Brief:
Please output the records below in full, exactly as given, but without the images.

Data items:

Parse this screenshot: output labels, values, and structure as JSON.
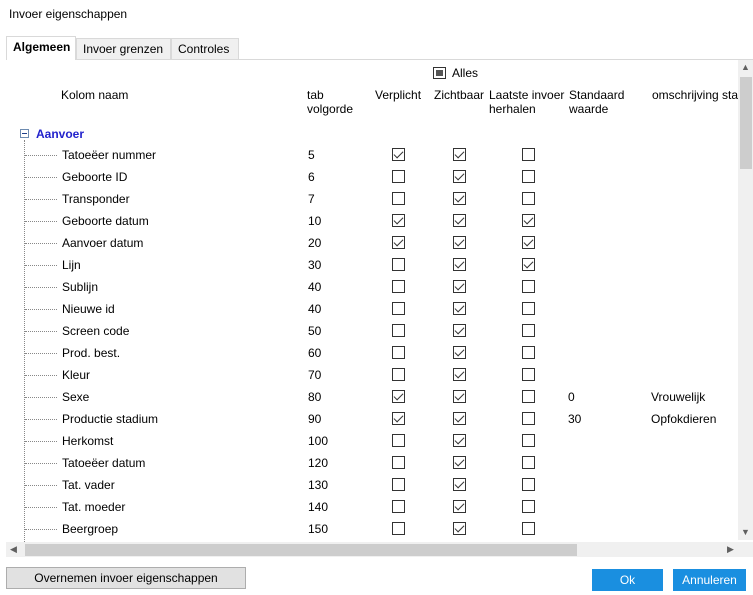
{
  "window": {
    "title": "Invoer eigenschappen"
  },
  "tabs": [
    {
      "label": "Algemeen",
      "active": true
    },
    {
      "label": "Invoer grenzen",
      "active": false
    },
    {
      "label": "Controles",
      "active": false
    }
  ],
  "grid": {
    "select_all_label": "Alles",
    "columns": {
      "name": "Kolom naam",
      "tab_order": "tab\nvolgorde",
      "required": "Verplicht",
      "visible": "Zichtbaar",
      "repeat": "Laatste invoer\nherhalen",
      "default": "Standaard\nwaarde",
      "description": "omschrijving sta"
    },
    "group": {
      "label": "Aanvoer",
      "expanded": true
    },
    "rows": [
      {
        "name": "Tatoeëer nummer",
        "order": "5",
        "required": true,
        "visible": true,
        "repeat": false,
        "default": "",
        "description": ""
      },
      {
        "name": "Geboorte ID",
        "order": "6",
        "required": false,
        "visible": true,
        "repeat": false,
        "default": "",
        "description": ""
      },
      {
        "name": "Transponder",
        "order": "7",
        "required": false,
        "visible": true,
        "repeat": false,
        "default": "",
        "description": ""
      },
      {
        "name": "Geboorte datum",
        "order": "10",
        "required": true,
        "visible": true,
        "repeat": true,
        "default": "",
        "description": ""
      },
      {
        "name": "Aanvoer datum",
        "order": "20",
        "required": true,
        "visible": true,
        "repeat": true,
        "default": "",
        "description": ""
      },
      {
        "name": "Lijn",
        "order": "30",
        "required": false,
        "visible": true,
        "repeat": true,
        "default": "",
        "description": ""
      },
      {
        "name": "Sublijn",
        "order": "40",
        "required": false,
        "visible": true,
        "repeat": false,
        "default": "",
        "description": ""
      },
      {
        "name": "Nieuwe id",
        "order": "40",
        "required": false,
        "visible": true,
        "repeat": false,
        "default": "",
        "description": ""
      },
      {
        "name": "Screen code",
        "order": "50",
        "required": false,
        "visible": true,
        "repeat": false,
        "default": "",
        "description": ""
      },
      {
        "name": "Prod. best.",
        "order": "60",
        "required": false,
        "visible": true,
        "repeat": false,
        "default": "",
        "description": ""
      },
      {
        "name": "Kleur",
        "order": "70",
        "required": false,
        "visible": true,
        "repeat": false,
        "default": "",
        "description": ""
      },
      {
        "name": "Sexe",
        "order": "80",
        "required": true,
        "visible": true,
        "repeat": false,
        "default": "0",
        "description": "Vrouwelijk"
      },
      {
        "name": "Productie stadium",
        "order": "90",
        "required": true,
        "visible": true,
        "repeat": false,
        "default": "30",
        "description": "Opfokdieren"
      },
      {
        "name": "Herkomst",
        "order": "100",
        "required": false,
        "visible": true,
        "repeat": false,
        "default": "",
        "description": ""
      },
      {
        "name": "Tatoeëer datum",
        "order": "120",
        "required": false,
        "visible": true,
        "repeat": false,
        "default": "",
        "description": ""
      },
      {
        "name": "Tat. vader",
        "order": "130",
        "required": false,
        "visible": true,
        "repeat": false,
        "default": "",
        "description": ""
      },
      {
        "name": "Tat. moeder",
        "order": "140",
        "required": false,
        "visible": true,
        "repeat": false,
        "default": "",
        "description": ""
      },
      {
        "name": "Beergroep",
        "order": "150",
        "required": false,
        "visible": true,
        "repeat": false,
        "default": "",
        "description": ""
      }
    ]
  },
  "scrollbars": {
    "up_icon": "▲",
    "down_icon": "▼",
    "left_icon": "◀",
    "right_icon": "▶"
  },
  "footer": {
    "copy_button": "Overnemen invoer eigenschappen",
    "ok_button": "Ok",
    "cancel_button": "Annuleren"
  },
  "colors": {
    "accent": "#1a8fe0",
    "group_label": "#2222cc"
  }
}
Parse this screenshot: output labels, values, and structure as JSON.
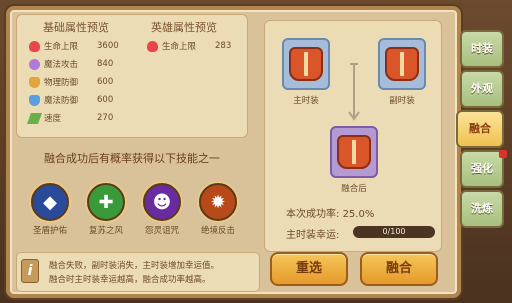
{
  "stats": {
    "base_title": "基础属性预览",
    "hero_title": "英雄属性预览",
    "base": [
      {
        "label": "生命上限",
        "value": "3600",
        "icon": "heart-icon",
        "color": "#e8464a"
      },
      {
        "label": "魔法攻击",
        "value": "840",
        "icon": "magic-attack-icon",
        "color": "#b07ad8"
      },
      {
        "label": "物理防御",
        "value": "600",
        "icon": "physical-defense-icon",
        "color": "#e2a53a"
      },
      {
        "label": "魔法防御",
        "value": "600",
        "icon": "magic-defense-icon",
        "color": "#5aa0e0"
      },
      {
        "label": "速度",
        "value": "270",
        "icon": "speed-icon",
        "color": "#6ab04a"
      }
    ],
    "hero": [
      {
        "label": "生命上限",
        "value": "283",
        "icon": "heart-icon",
        "color": "#e8464a"
      }
    ]
  },
  "skills": {
    "title": "融合成功后有概率获得以下技能之一",
    "items": [
      {
        "label": "圣盾护佑",
        "icon": "holy-shield-icon",
        "color": "#2a4a9a"
      },
      {
        "label": "复苏之风",
        "icon": "revive-wind-icon",
        "color": "#3a9a3a"
      },
      {
        "label": "怨灵诅咒",
        "icon": "curse-icon",
        "color": "#6a2aa0"
      },
      {
        "label": "绝境反击",
        "icon": "counter-attack-icon",
        "color": "#b84a1a"
      }
    ]
  },
  "tip": {
    "line1": "融合失败，副时装消失，主时装增加幸运值。",
    "line2": "融合时主时装幸运越高，融合成功率越高。"
  },
  "merge": {
    "main_label": "主时装",
    "sub_label": "副时装",
    "result_label": "融合后",
    "success_rate_label": "本次成功率:",
    "success_rate_value": "25.0%",
    "luck_label": "主时装幸运:",
    "luck_value": "0/100",
    "luck_progress": 0
  },
  "buttons": {
    "reset": "重选",
    "merge": "融合"
  },
  "tabs": [
    {
      "label": "时装",
      "active": false
    },
    {
      "label": "外观",
      "active": false
    },
    {
      "label": "融合",
      "active": true
    },
    {
      "label": "强化",
      "active": false
    },
    {
      "label": "洗炼",
      "active": false
    }
  ]
}
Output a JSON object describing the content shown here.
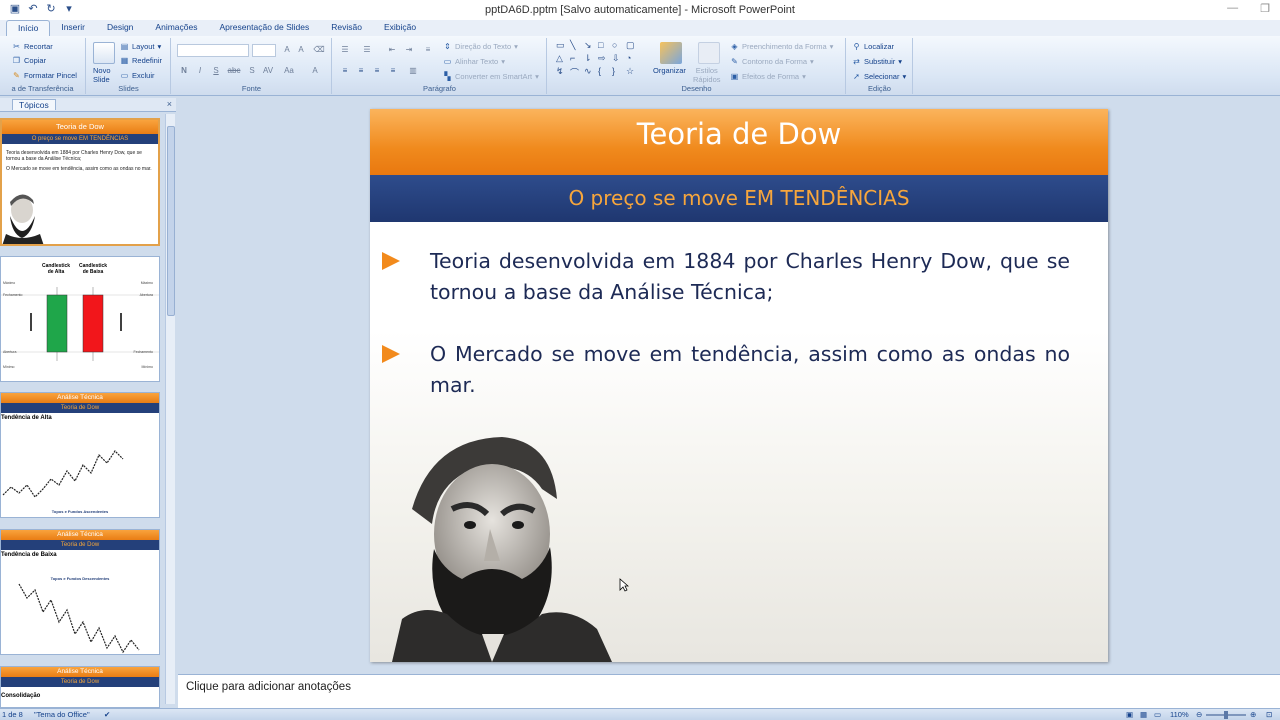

Exercise output:
Parse this screenshot: output labels, values, and structure as JSON.
{
  "window": {
    "title": "Invoer eigenschappen"
  },
  "tabs": [
    {
      "label": "Algemeen",
      "active": true
    },
    {
      "label": "Invoer grenzen",
      "active": false
    },
    {
      "label": "Controles",
      "active": false
    }
  ],
  "grid": {
    "select_all_label": "Alles",
    "columns": {
      "name": "Kolom naam",
      "tab_order": "tab\nvolgorde",
      "required": "Verplicht",
      "visible": "Zichtbaar",
      "repeat": "Laatste invoer\nherhalen",
      "default": "Standaard\nwaarde",
      "description": "omschrijving sta"
    },
    "group": {
      "label": "Aanvoer",
      "expanded": true
    },
    "rows": [
      {
        "name": "Tatoeëer nummer",
        "order": "5",
        "required": true,
        "visible": true,
        "repeat": false,
        "default": "",
        "description": ""
      },
      {
        "name": "Geboorte ID",
        "order": "6",
        "required": false,
        "visible": true,
        "repeat": false,
        "default": "",
        "description": ""
      },
      {
        "name": "Transponder",
        "order": "7",
        "required": false,
        "visible": true,
        "repeat": false,
        "default": "",
        "description": ""
      },
      {
        "name": "Geboorte datum",
        "order": "10",
        "required": true,
        "visible": true,
        "repeat": true,
        "default": "",
        "description": ""
      },
      {
        "name": "Aanvoer datum",
        "order": "20",
        "required": true,
        "visible": true,
        "repeat": true,
        "default": "",
        "description": ""
      },
      {
        "name": "Lijn",
        "order": "30",
        "required": false,
        "visible": true,
        "repeat": true,
        "default": "",
        "description": ""
      },
      {
        "name": "Sublijn",
        "order": "40",
        "required": false,
        "visible": true,
        "repeat": false,
        "default": "",
        "description": ""
      },
      {
        "name": "Nieuwe id",
        "order": "40",
        "required": false,
        "visible": true,
        "repeat": false,
        "default": "",
        "description": ""
      },
      {
        "name": "Screen code",
        "order": "50",
        "required": false,
        "visible": true,
        "repeat": false,
        "default": "",
        "description": ""
      },
      {
        "name": "Prod. best.",
        "order": "60",
        "required": false,
        "visible": true,
        "repeat": false,
        "default": "",
        "description": ""
      },
      {
        "name": "Kleur",
        "order": "70",
        "required": false,
        "visible": true,
        "repeat": false,
        "default": "",
        "description": ""
      },
      {
        "name": "Sexe",
        "order": "80",
        "required": true,
        "visible": true,
        "repeat": false,
        "default": "0",
        "description": "Vrouwelijk"
      },
      {
        "name": "Productie stadium",
        "order": "90",
        "required": true,
        "visible": true,
        "repeat": false,
        "default": "30",
        "description": "Opfokdieren"
      },
      {
        "name": "Herkomst",
        "order": "100",
        "required": false,
        "visible": true,
        "repeat": false,
        "default": "",
        "description": ""
      },
      {
        "name": "Tatoeëer datum",
        "order": "120",
        "required": false,
        "visible": true,
        "repeat": false,
        "default": "",
        "description": ""
      },
      {
        "name": "Tat. vader",
        "order": "130",
        "required": false,
        "visible": true,
        "repeat": false,
        "default": "",
        "description": ""
      },
      {
        "name": "Tat. moeder",
        "order": "140",
        "required": false,
        "visible": true,
        "repeat": false,
        "default": "",
        "description": ""
      },
      {
        "name": "Beergroep",
        "order": "150",
        "required": false,
        "visible": true,
        "repeat": false,
        "default": "",
        "description": ""
      }
    ]
  },
  "scrollbars": {
    "up_icon": "▲",
    "down_icon": "▼",
    "left_icon": "◀",
    "right_icon": "▶"
  },
  "footer": {
    "copy_button": "Overnemen invoer eigenschappen",
    "ok_button": "Ok",
    "cancel_button": "Annuleren"
  },
  "colors": {
    "accent": "#1a8fe0",
    "group_label": "#2222cc"
  }
}
Parse this screenshot: output labels, values, and structure as JSON.
{
  "stats": {
    "base_title": "基础属性预览",
    "hero_title": "英雄属性预览",
    "base": [
      {
        "label": "生命上限",
        "value": "3600",
        "icon": "heart-icon",
        "color": "#e8464a"
      },
      {
        "label": "魔法攻击",
        "value": "840",
        "icon": "magic-attack-icon",
        "color": "#b07ad8"
      },
      {
        "label": "物理防御",
        "value": "600",
        "icon": "physical-defense-icon",
        "color": "#e2a53a"
      },
      {
        "label": "魔法防御",
        "value": "600",
        "icon": "magic-defense-icon",
        "color": "#5aa0e0"
      },
      {
        "label": "速度",
        "value": "270",
        "icon": "speed-icon",
        "color": "#6ab04a"
      }
    ],
    "hero": [
      {
        "label": "生命上限",
        "value": "283",
        "icon": "heart-icon",
        "color": "#e8464a"
      }
    ]
  },
  "skills": {
    "title": "融合成功后有概率获得以下技能之一",
    "items": [
      {
        "label": "圣盾护佑",
        "icon": "holy-shield-icon",
        "color": "#2a4a9a"
      },
      {
        "label": "复苏之风",
        "icon": "revive-wind-icon",
        "color": "#3a9a3a"
      },
      {
        "label": "怨灵诅咒",
        "icon": "curse-icon",
        "color": "#6a2aa0"
      },
      {
        "label": "绝境反击",
        "icon": "counter-attack-icon",
        "color": "#b84a1a"
      }
    ]
  },
  "tip": {
    "line1": "融合失败，副时装消失，主时装增加幸运值。",
    "line2": "融合时主时装幸运越高，融合成功率越高。"
  },
  "merge": {
    "main_label": "主时装",
    "sub_label": "副时装",
    "result_label": "融合后",
    "success_rate_label": "本次成功率:",
    "success_rate_value": "25.0%",
    "luck_label": "主时装幸运:",
    "luck_value": "0/100",
    "luck_progress": 0
  },
  "buttons": {
    "reset": "重选",
    "merge": "融合"
  },
  "tabs": [
    {
      "label": "时装",
      "active": false
    },
    {
      "label": "外观",
      "active": false
    },
    {
      "label": "融合",
      "active": true
    },
    {
      "label": "强化",
      "active": false
    },
    {
      "label": "洗炼",
      "active": false
    }
  ]
}
Output a JSON object describing the content shown here.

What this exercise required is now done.